Copy each line exactly. Drop every picture.

════════════════

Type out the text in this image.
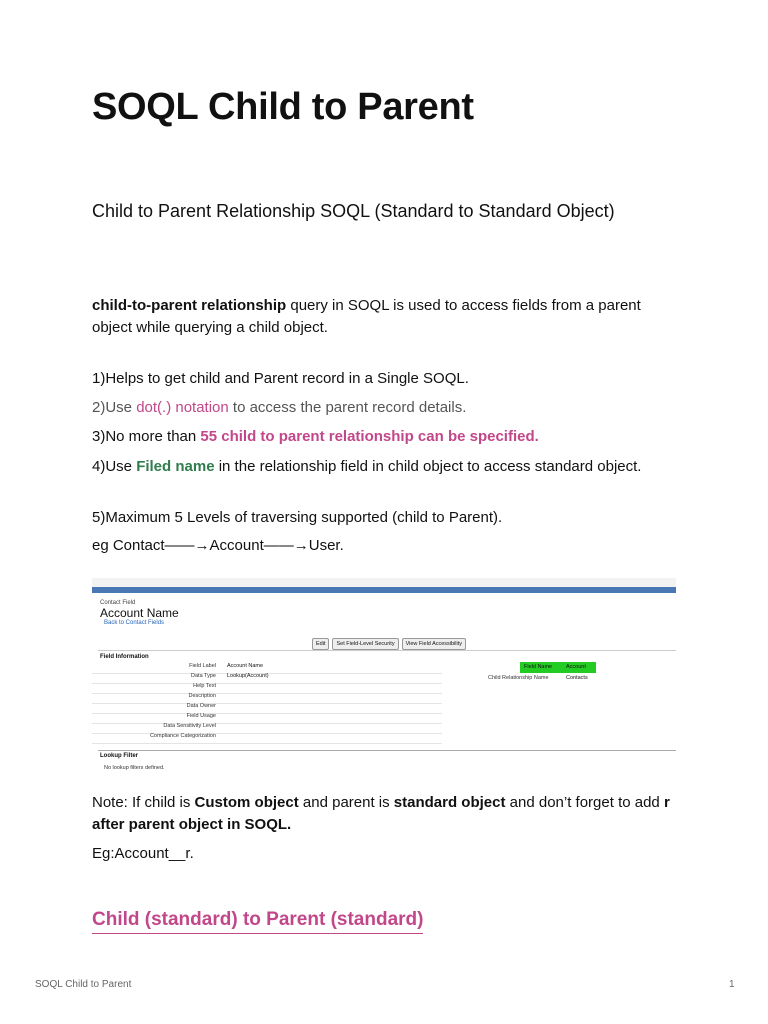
SOQL Child to Parent
Child to Parent Relationship SOQL (Standard to Standard Object)

child-to-parent relationship query in SOQL is used to access fields from a parent object while querying a child object.

1)Helps to get child and Parent record in a Single SOQL.

2)Use dot(.) notation to access the parent record details.

3)No more than 55 child to parent relationship can be specified.

4)Use Filed name in the relationship field in child object to access standard object.

5)Maximum 5 Levels of traversing supported (child to Parent).

eg Contact——→Account——→User.

Contact Field
Account Name
Back to Contact Fields
Edit	Set Field-Level Security	View Field Accessibility
Field Information
Field Label Account Name
Data Type Lookup(Account)
Help Text
Description
Data Owner
Field Usage
Data Sensitivity Level
Compliance Categorization
Field Name	Account
Child Relationship Name	Contacts
Lookup Filter
No lookup filters defined.

Note: If child is Custom object and parent is standard object and don’t forget to add r after parent object in SOQL.

Eg:Account__r.

Child (standard) to Parent (standard)
SOQL Child to Parent	1
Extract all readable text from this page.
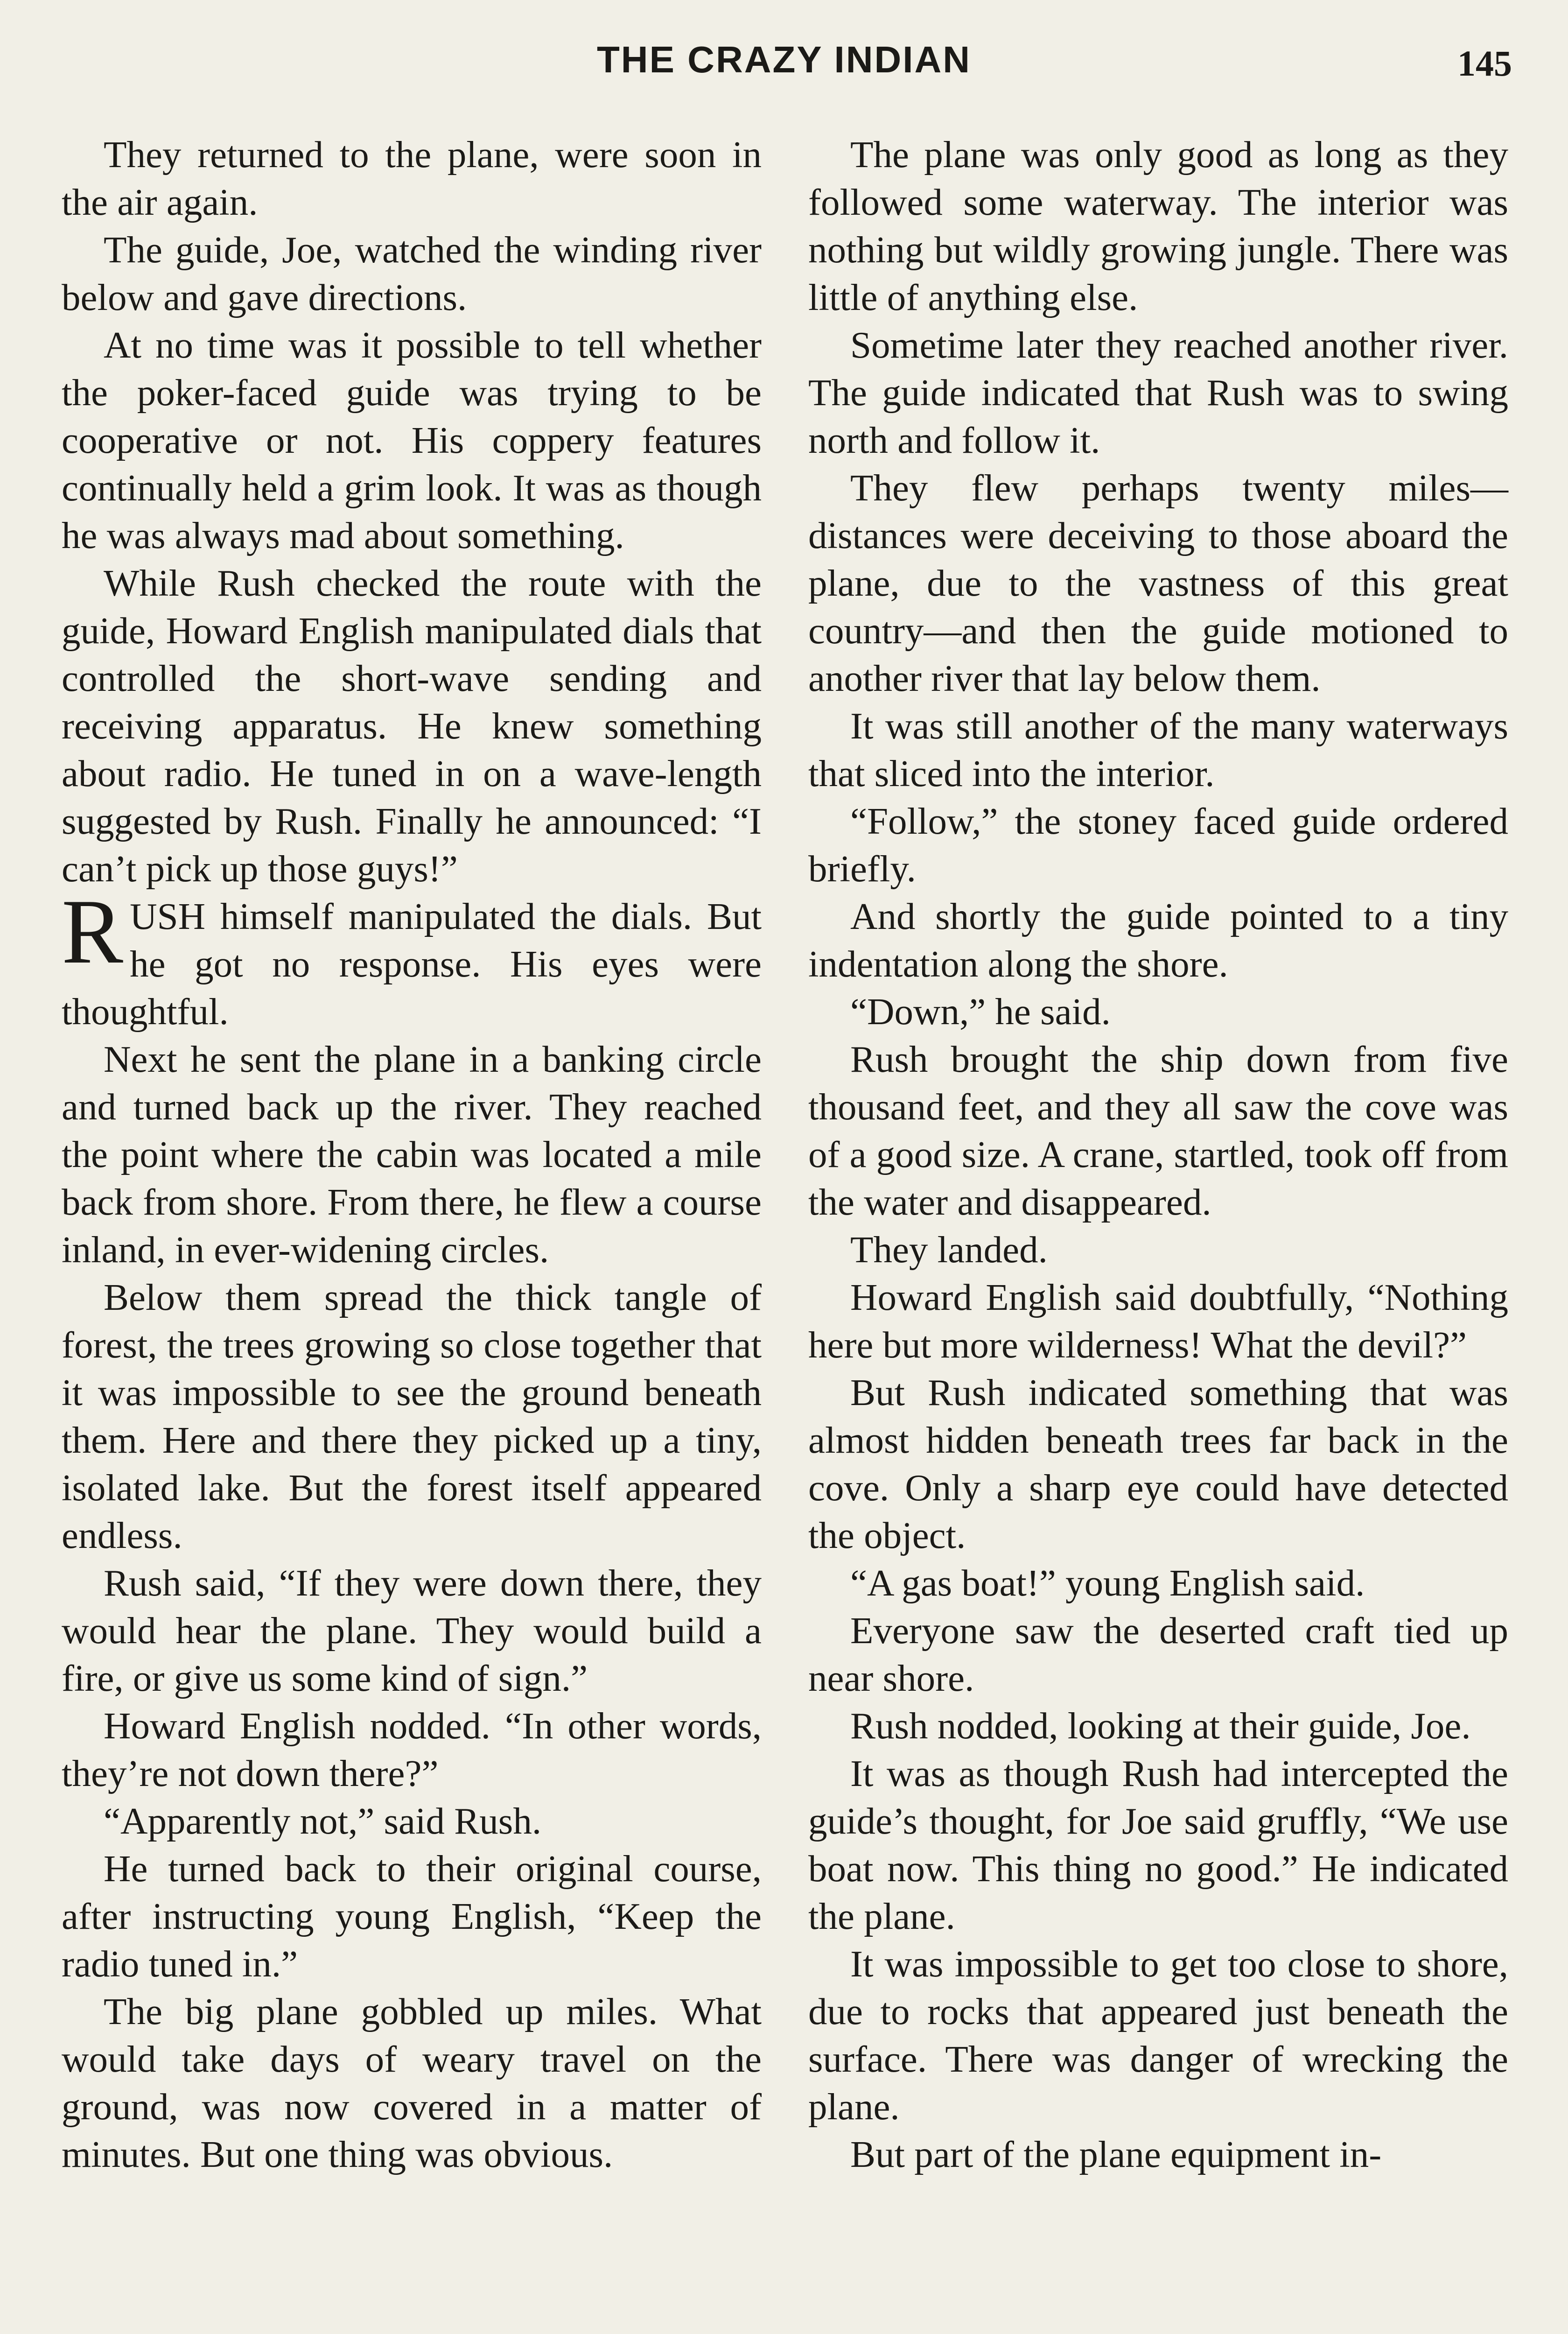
THE CRAZY INDIAN	145

They returned to the plane, were soon in the air again.

The guide, Joe, watched the winding river below and gave directions.

At no time was it possible to tell whether the poker-faced guide was trying to be cooperative or not. His coppery features continually held a grim look. It was as though he was always mad about something.

While Rush checked the route with the guide, Howard English manipulated dials that controlled the short-wave sending and receiving apparatus. He knew something about radio. He tuned in on a wave-length suggested by Rush. Finally he announced: “I can’t pick up those guys!”

RUSH himself manipulated the dials. But he got no response. His eyes were thoughtful.

Next he sent the plane in a banking circle and turned back up the river. They reached the point where the cabin was located a mile back from shore. From there, he flew a course inland, in ever-widening circles.

Below them spread the thick tangle of forest, the trees growing so close together that it was impossible to see the ground beneath them. Here and there they picked up a tiny, isolated lake. But the forest itself appeared endless.

Rush said, “If they were down there, they would hear the plane. They would build a fire, or give us some kind of sign.”

Howard English nodded. “In other words, they’re not down there?”

“Apparently not,” said Rush.

He turned back to their original course, after instructing young English, “Keep the radio tuned in.”

The big plane gobbled up miles. What would take days of weary travel on the ground, was now covered in a matter of minutes. But one thing was obvious.

The plane was only good as long as they followed some waterway. The interior was nothing but wildly growing jungle. There was little of anything else.

Sometime later they reached another river. The guide indicated that Rush was to swing north and follow it.

They flew perhaps twenty miles—distances were deceiving to those aboard the plane, due to the vastness of this great country—and then the guide motioned to another river that lay below them.

It was still another of the many waterways that sliced into the interior.

“Follow,” the stoney faced guide ordered briefly.

And shortly the guide pointed to a tiny indentation along the shore.

“Down,” he said.

Rush brought the ship down from five thousand feet, and they all saw the cove was of a good size. A crane, startled, took off from the water and disappeared.

They landed.

Howard English said doubtfully, “Nothing here but more wilderness! What the devil?”

But Rush indicated something that was almost hidden beneath trees far back in the cove. Only a sharp eye could have detected the object.

“A gas boat!” young English said.

Everyone saw the deserted craft tied up near shore.

Rush nodded, looking at their guide, Joe.

It was as though Rush had intercepted the guide’s thought, for Joe said gruffly, “We use boat now. This thing no good.” He indicated the plane.

It was impossible to get too close to shore, due to rocks that appeared just beneath the surface. There was danger of wrecking the plane.

But part of the plane equipment in-
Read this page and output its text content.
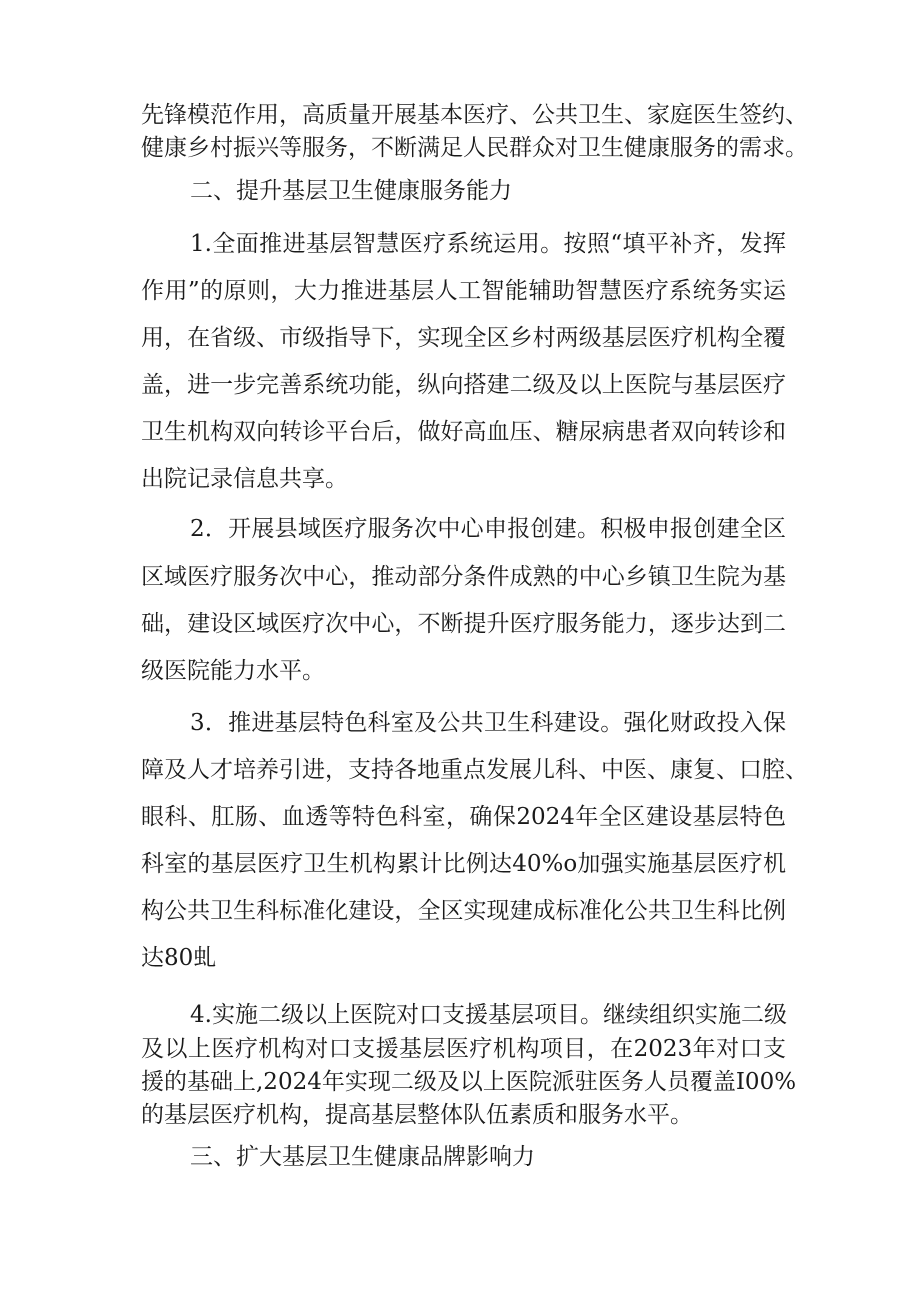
先锋模范作用，高质量开展基本医疗、公共卫生、家庭医生签约、
健康乡村振兴等服务，不断满足人民群众对卫生健康服务的需求。
二、提升基层卫生健康服务能力
1.全面推进基层智慧医疗系统运用。按照“填平补齐，发挥
作用”的原则，大力推进基层人工智能辅助智慧医疗系统务实运
用，在省级、市级指导下，实现全区乡村两级基层医疗机构全覆
盖，进一步完善系统功能，纵向搭建二级及以上医院与基层医疗
卫生机构双向转诊平台后，做好高血压、糖尿病患者双向转诊和
出院记录信息共享。
2．开展县域医疗服务次中心申报创建。积极申报创建全区
区域医疗服务次中心，推动部分条件成熟的中心乡镇卫生院为基
础，建设区域医疗次中心，不断提升医疗服务能力，逐步达到二
级医院能力水平。
3．推进基层特色科室及公共卫生科建设。强化财政投入保
障及人才培养引进，支持各地重点发展儿科、中医、康复、口腔、
眼科、肛肠、血透等特色科室，确保2024年全区建设基层特色
科室的基层医疗卫生机构累计比例达40%o加强实施基层医疗机
构公共卫生科标准化建设，全区实现建成标准化公共卫生科比例
达80虬
4.实施二级以上医院对口支援基层项目。继续组织实施二级
及以上医疗机构对口支援基层医疗机构项目，在2023年对口支
援的基础上,2024年实现二级及以上医院派驻医务人员覆盖I00%
的基层医疗机构，提高基层整体队伍素质和服务水平。
三、扩大基层卫生健康品牌影响力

════════════════

▶ **Solution to this exercise**:
Type out the text in this image.
SOQL Child to Parent
Child to Parent Relationship SOQL (Standard to Standard Object)

child-to-parent relationship query in SOQL is used to access fields from a parent object while querying a child object.

1)Helps to get child and Parent record in a Single SOQL.

2)Use dot(.) notation to access the parent record details.

3)No more than 55 child to parent relationship can be specified.

4)Use Filed name in the relationship field in child object to access standard object.

5)Maximum 5 Levels of traversing supported (child to Parent).

eg Contact——→Account——→User.

Contact Field
Account Name
Back to Contact Fields
Edit	Set Field-Level Security	View Field Accessibility
Field Information
Field Label Account Name
Data Type Lookup(Account)
Help Text
Description
Data Owner
Field Usage
Data Sensitivity Level
Compliance Categorization
Field Name	Account
Child Relationship Name	Contacts
Lookup Filter
No lookup filters defined.

Note: If child is Custom object and parent is standard object and don’t forget to add r after parent object in SOQL.

Eg:Account__r.

Child (standard) to Parent (standard)
SOQL Child to Parent	1
Extract all readable text from this page.
THE CRAZY INDIAN	145

They returned to the plane, were soon in the air again.

The guide, Joe, watched the winding river below and gave directions.

At no time was it possible to tell whether the poker-faced guide was trying to be cooperative or not. His coppery features continually held a grim look. It was as though he was always mad about something.

While Rush checked the route with the guide, Howard English manipulated dials that controlled the short-wave sending and receiving apparatus. He knew something about radio. He tuned in on a wave-length suggested by Rush. Finally he announced: “I can’t pick up those guys!”

RUSH himself manipulated the dials. But he got no response. His eyes were thoughtful.

Next he sent the plane in a banking circle and turned back up the river. They reached the point where the cabin was located a mile back from shore. From there, he flew a course inland, in ever-widening circles.

Below them spread the thick tangle of forest, the trees growing so close together that it was impossible to see the ground beneath them. Here and there they picked up a tiny, isolated lake. But the forest itself appeared endless.

Rush said, “If they were down there, they would hear the plane. They would build a fire, or give us some kind of sign.”

Howard English nodded. “In other words, they’re not down there?”

“Apparently not,” said Rush.

He turned back to their original course, after instructing young English, “Keep the radio tuned in.”

The big plane gobbled up miles. What would take days of weary travel on the ground, was now covered in a matter of minutes. But one thing was obvious.

The plane was only good as long as they followed some waterway. The interior was nothing but wildly growing jungle. There was little of anything else.

Sometime later they reached another river. The guide indicated that Rush was to swing north and follow it.

They flew perhaps twenty miles—distances were deceiving to those aboard the plane, due to the vastness of this great country—and then the guide motioned to another river that lay below them.

It was still another of the many waterways that sliced into the interior.

“Follow,” the stoney faced guide ordered briefly.

And shortly the guide pointed to a tiny indentation along the shore.

“Down,” he said.

Rush brought the ship down from five thousand feet, and they all saw the cove was of a good size. A crane, startled, took off from the water and disappeared.

They landed.

Howard English said doubtfully, “Nothing here but more wilderness! What the devil?”

But Rush indicated something that was almost hidden beneath trees far back in the cove. Only a sharp eye could have detected the object.

“A gas boat!” young English said.

Everyone saw the deserted craft tied up near shore.

Rush nodded, looking at their guide, Joe.

It was as though Rush had intercepted the guide’s thought, for Joe said gruffly, “We use boat now. This thing no good.” He indicated the plane.

It was impossible to get too close to shore, due to rocks that appeared just beneath the surface. There was danger of wrecking the plane.

But part of the plane equipment in-
Read this page and output its text content.
先锋模范作用，高质量开展基本医疗、公共卫生、家庭医生签约、
健康乡村振兴等服务，不断满足人民群众对卫生健康服务的需求。
二、提升基层卫生健康服务能力
1.全面推进基层智慧医疗系统运用。按照“填平补齐，发挥
作用”的原则，大力推进基层人工智能辅助智慧医疗系统务实运
用，在省级、市级指导下，实现全区乡村两级基层医疗机构全覆
盖，进一步完善系统功能，纵向搭建二级及以上医院与基层医疗
卫生机构双向转诊平台后，做好高血压、糖尿病患者双向转诊和
出院记录信息共享。
2．开展县域医疗服务次中心申报创建。积极申报创建全区
区域医疗服务次中心，推动部分条件成熟的中心乡镇卫生院为基
础，建设区域医疗次中心，不断提升医疗服务能力，逐步达到二
级医院能力水平。
3．推进基层特色科室及公共卫生科建设。强化财政投入保
障及人才培养引进，支持各地重点发展儿科、中医、康复、口腔、
眼科、肛肠、血透等特色科室，确保2024年全区建设基层特色
科室的基层医疗卫生机构累计比例达40%o加强实施基层医疗机
构公共卫生科标准化建设，全区实现建成标准化公共卫生科比例
达80虬
4.实施二级以上医院对口支援基层项目。继续组织实施二级
及以上医疗机构对口支援基层医疗机构项目，在2023年对口支
援的基础上,2024年实现二级及以上医院派驻医务人员覆盖I00%
的基层医疗机构，提高基层整体队伍素质和服务水平。
三、扩大基层卫生健康品牌影响力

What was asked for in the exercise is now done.